* _EXERCISE GOAL_: Copy each line that holds "icon".

____ AVAILABLE DATA

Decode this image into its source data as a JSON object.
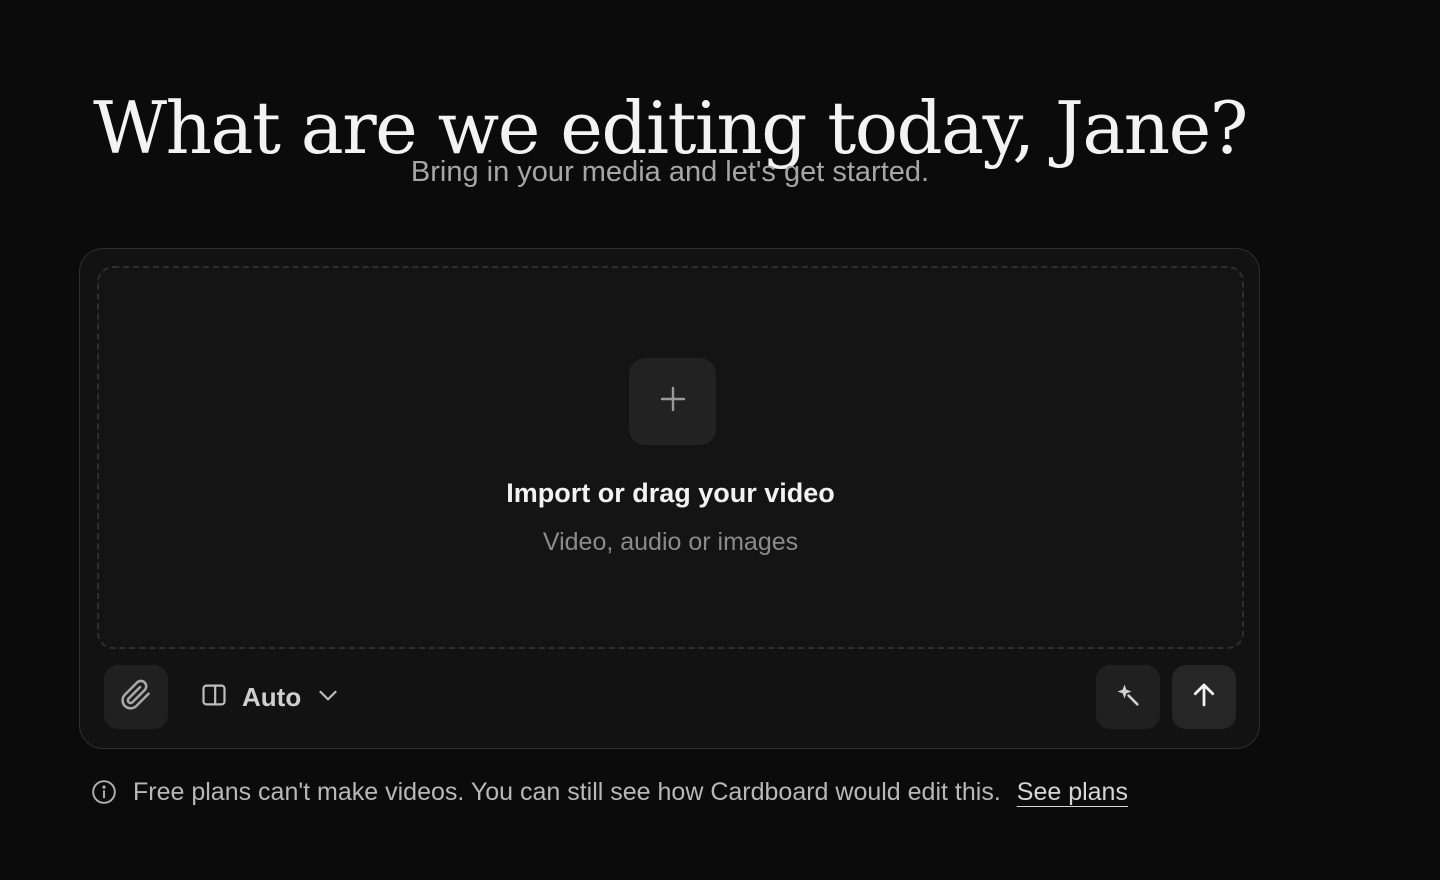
{
  "header": {
    "title": "What are we editing today, Jane?",
    "subtitle": "Bring in your media and let's get started."
  },
  "dropzone": {
    "add_icon": "plus-icon",
    "title": "Import or drag your video",
    "subtitle": "Video, audio or images"
  },
  "toolbar": {
    "attach_icon": "paperclip-icon",
    "mode_icon": "sidebar-layout-icon",
    "mode_label": "Auto",
    "mode_dropdown_icon": "chevron-down-icon",
    "magic_icon": "magic-wand-icon",
    "send_icon": "arrow-up-icon"
  },
  "notice": {
    "icon": "info-icon",
    "text": "Free plans can't make videos. You can still see how Cardboard would edit this.",
    "link": "See plans"
  },
  "colors": {
    "background": "#0b0b0b",
    "panel": "#121212",
    "button": "#202020"
  }
}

________

* _FULL RESPONSE_:
    "add_icon": "plus-icon",
    "attach_icon": "paperclip-icon",
    "mode_icon": "sidebar-layout-icon",
    "mode_dropdown_icon": "chevron-down-icon",
    "magic_icon": "magic-wand-icon",
    "send_icon": "arrow-up-icon"
    "icon": "info-icon",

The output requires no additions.